Dataset excerpts:
------
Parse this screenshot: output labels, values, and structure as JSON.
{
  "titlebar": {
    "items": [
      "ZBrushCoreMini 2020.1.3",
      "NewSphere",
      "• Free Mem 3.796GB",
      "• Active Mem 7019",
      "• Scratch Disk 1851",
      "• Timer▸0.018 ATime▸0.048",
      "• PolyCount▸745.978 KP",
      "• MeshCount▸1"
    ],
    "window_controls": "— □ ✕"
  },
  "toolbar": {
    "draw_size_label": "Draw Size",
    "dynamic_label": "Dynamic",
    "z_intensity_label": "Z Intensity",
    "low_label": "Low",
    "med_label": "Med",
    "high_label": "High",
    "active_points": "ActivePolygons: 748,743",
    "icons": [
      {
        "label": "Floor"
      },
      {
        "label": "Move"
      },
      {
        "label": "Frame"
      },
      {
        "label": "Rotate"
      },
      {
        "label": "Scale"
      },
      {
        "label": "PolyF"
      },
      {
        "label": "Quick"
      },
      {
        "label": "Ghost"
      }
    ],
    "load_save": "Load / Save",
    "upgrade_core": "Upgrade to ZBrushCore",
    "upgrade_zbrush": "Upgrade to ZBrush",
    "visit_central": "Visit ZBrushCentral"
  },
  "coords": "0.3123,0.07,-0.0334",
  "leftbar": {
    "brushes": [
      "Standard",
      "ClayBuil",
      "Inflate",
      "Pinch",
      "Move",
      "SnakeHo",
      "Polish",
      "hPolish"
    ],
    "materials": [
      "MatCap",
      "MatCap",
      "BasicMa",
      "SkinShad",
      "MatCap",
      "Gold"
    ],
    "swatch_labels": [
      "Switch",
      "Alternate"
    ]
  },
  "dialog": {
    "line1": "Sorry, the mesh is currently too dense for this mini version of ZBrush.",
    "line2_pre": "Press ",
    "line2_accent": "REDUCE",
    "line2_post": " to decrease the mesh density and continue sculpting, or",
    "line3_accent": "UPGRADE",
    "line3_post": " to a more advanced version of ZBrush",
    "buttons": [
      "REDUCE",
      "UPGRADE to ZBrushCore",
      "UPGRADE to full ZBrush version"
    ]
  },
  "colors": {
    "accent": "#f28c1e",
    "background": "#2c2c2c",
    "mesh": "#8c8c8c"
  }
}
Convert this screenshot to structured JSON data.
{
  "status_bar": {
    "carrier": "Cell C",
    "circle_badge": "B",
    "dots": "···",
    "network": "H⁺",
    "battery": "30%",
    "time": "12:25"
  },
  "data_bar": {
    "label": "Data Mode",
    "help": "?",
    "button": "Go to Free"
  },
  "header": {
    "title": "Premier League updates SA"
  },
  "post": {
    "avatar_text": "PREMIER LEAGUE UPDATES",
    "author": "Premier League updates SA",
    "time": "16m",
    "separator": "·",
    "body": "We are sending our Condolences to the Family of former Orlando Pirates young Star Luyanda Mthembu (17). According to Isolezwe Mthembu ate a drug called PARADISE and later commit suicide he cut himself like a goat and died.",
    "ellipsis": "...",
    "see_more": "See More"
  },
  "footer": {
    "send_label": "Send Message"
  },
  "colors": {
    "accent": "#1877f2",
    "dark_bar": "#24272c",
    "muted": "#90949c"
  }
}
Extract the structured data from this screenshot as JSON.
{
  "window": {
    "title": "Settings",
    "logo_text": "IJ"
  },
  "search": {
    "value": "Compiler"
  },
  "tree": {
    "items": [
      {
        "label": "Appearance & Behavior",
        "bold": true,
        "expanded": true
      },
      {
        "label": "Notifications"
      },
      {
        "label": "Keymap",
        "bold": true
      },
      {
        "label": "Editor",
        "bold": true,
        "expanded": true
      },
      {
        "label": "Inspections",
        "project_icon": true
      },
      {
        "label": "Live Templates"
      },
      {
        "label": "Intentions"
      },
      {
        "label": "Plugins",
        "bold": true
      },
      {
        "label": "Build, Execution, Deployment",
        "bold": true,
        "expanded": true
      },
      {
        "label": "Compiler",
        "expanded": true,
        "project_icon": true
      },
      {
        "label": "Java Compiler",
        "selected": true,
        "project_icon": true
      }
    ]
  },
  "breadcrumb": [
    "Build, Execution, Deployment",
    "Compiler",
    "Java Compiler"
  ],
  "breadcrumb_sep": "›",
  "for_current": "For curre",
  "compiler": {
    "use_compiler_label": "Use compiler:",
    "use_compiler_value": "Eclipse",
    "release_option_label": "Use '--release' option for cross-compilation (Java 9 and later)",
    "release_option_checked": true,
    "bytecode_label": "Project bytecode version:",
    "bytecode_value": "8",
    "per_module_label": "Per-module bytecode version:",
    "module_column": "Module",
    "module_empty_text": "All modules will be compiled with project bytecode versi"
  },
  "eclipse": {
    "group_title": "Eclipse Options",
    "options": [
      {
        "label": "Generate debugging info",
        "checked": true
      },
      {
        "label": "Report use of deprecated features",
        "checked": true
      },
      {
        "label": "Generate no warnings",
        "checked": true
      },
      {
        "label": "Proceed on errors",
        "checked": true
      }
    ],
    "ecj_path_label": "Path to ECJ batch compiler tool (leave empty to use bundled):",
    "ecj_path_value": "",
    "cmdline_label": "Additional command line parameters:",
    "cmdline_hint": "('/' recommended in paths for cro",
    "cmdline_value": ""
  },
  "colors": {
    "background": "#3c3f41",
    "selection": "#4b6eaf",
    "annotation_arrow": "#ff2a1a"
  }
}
------
WRITTEN REQUEST: Return the lines above exactly, keeping every word.

THE COMPLETED TASK:
Parse this screenshot: output labels, values, and structure as JSON.
{
  "titlebar": {
    "items": [
      "ZBrushCoreMini 2020.1.3",
      "NewSphere",
      "• Free Mem 3.796GB",
      "• Active Mem 7019",
      "• Scratch Disk 1851",
      "• Timer▸0.018 ATime▸0.048",
      "• PolyCount▸745.978 KP",
      "• MeshCount▸1"
    ],
    "window_controls": "— □ ✕"
  },
  "toolbar": {
    "draw_size_label": "Draw Size",
    "dynamic_label": "Dynamic",
    "z_intensity_label": "Z Intensity",
    "low_label": "Low",
    "med_label": "Med",
    "high_label": "High",
    "active_points": "ActivePolygons: 748,743",
    "icons": [
      {
        "label": "Floor"
      },
      {
        "label": "Move"
      },
      {
        "label": "Frame"
      },
      {
        "label": "Rotate"
      },
      {
        "label": "Scale"
      },
      {
        "label": "PolyF"
      },
      {
        "label": "Quick"
      },
      {
        "label": "Ghost"
      }
    ],
    "load_save": "Load / Save",
    "upgrade_core": "Upgrade to ZBrushCore",
    "upgrade_zbrush": "Upgrade to ZBrush",
    "visit_central": "Visit ZBrushCentral"
  },
  "coords": "0.3123,0.07,-0.0334",
  "leftbar": {
    "brushes": [
      "Standard",
      "ClayBuil",
      "Inflate",
      "Pinch",
      "Move",
      "SnakeHo",
      "Polish",
      "hPolish"
    ],
    "materials": [
      "MatCap",
      "MatCap",
      "BasicMa",
      "SkinShad",
      "MatCap",
      "Gold"
    ],
    "swatch_labels": [
      "Switch",
      "Alternate"
    ]
  },
  "dialog": {
    "line1": "Sorry, the mesh is currently too dense for this mini version of ZBrush.",
    "line2_pre": "Press ",
    "line2_accent": "REDUCE",
    "line2_post": " to decrease the mesh density and continue sculpting, or",
    "line3_accent": "UPGRADE",
    "line3_post": " to a more advanced version of ZBrush",
    "buttons": [
      "REDUCE",
      "UPGRADE to ZBrushCore",
      "UPGRADE to full ZBrush version"
    ]
  },
  "colors": {
    "accent": "#f28c1e",
    "background": "#2c2c2c",
    "mesh": "#8c8c8c"
  }
}
Convert this screenshot to structured JSON data.
{
  "status_bar": {
    "carrier": "Cell C",
    "circle_badge": "B",
    "dots": "···",
    "network": "H⁺",
    "battery": "30%",
    "time": "12:25"
  },
  "data_bar": {
    "label": "Data Mode",
    "help": "?",
    "button": "Go to Free"
  },
  "header": {
    "title": "Premier League updates SA"
  },
  "post": {
    "avatar_text": "PREMIER LEAGUE UPDATES",
    "author": "Premier League updates SA",
    "time": "16m",
    "separator": "·",
    "body": "We are sending our Condolences to the Family of former Orlando Pirates young Star Luyanda Mthembu (17). According to Isolezwe Mthembu ate a drug called PARADISE and later commit suicide he cut himself like a goat and died.",
    "ellipsis": "...",
    "see_more": "See More"
  },
  "footer": {
    "send_label": "Send Message"
  },
  "colors": {
    "accent": "#1877f2",
    "dark_bar": "#24272c",
    "muted": "#90949c"
  }
}
Extract the structured data from this screenshot as JSON.
{
  "window": {
    "title": "Settings",
    "logo_text": "IJ"
  },
  "search": {
    "value": "Compiler"
  },
  "tree": {
    "items": [
      {
        "label": "Appearance & Behavior",
        "bold": true,
        "expanded": true
      },
      {
        "label": "Notifications"
      },
      {
        "label": "Keymap",
        "bold": true
      },
      {
        "label": "Editor",
        "bold": true,
        "expanded": true
      },
      {
        "label": "Inspections",
        "project_icon": true
      },
      {
        "label": "Live Templates"
      },
      {
        "label": "Intentions"
      },
      {
        "label": "Plugins",
        "bold": true
      },
      {
        "label": "Build, Execution, Deployment",
        "bold": true,
        "expanded": true
      },
      {
        "label": "Compiler",
        "expanded": true,
        "project_icon": true
      },
      {
        "label": "Java Compiler",
        "selected": true,
        "project_icon": true
      }
    ]
  },
  "breadcrumb": [
    "Build, Execution, Deployment",
    "Compiler",
    "Java Compiler"
  ],
  "breadcrumb_sep": "›",
  "for_current": "For curre",
  "compiler": {
    "use_compiler_label": "Use compiler:",
    "use_compiler_value": "Eclipse",
    "release_option_label": "Use '--release' option for cross-compilation (Java 9 and later)",
    "release_option_checked": true,
    "bytecode_label": "Project bytecode version:",
    "bytecode_value": "8",
    "per_module_label": "Per-module bytecode version:",
    "module_column": "Module",
    "module_empty_text": "All modules will be compiled with project bytecode versi"
  },
  "eclipse": {
    "group_title": "Eclipse Options",
    "options": [
      {
        "label": "Generate debugging info",
        "checked": true
      },
      {
        "label": "Report use of deprecated features",
        "checked": true
      },
      {
        "label": "Generate no warnings",
        "checked": true
      },
      {
        "label": "Proceed on errors",
        "checked": true
      }
    ],
    "ecj_path_label": "Path to ECJ batch compiler tool (leave empty to use bundled):",
    "ecj_path_value": "",
    "cmdline_label": "Additional command line parameters:",
    "cmdline_hint": "('/' recommended in paths for cro",
    "cmdline_value": ""
  },
  "colors": {
    "background": "#3c3f41",
    "selection": "#4b6eaf",
    "annotation_arrow": "#ff2a1a"
  }
}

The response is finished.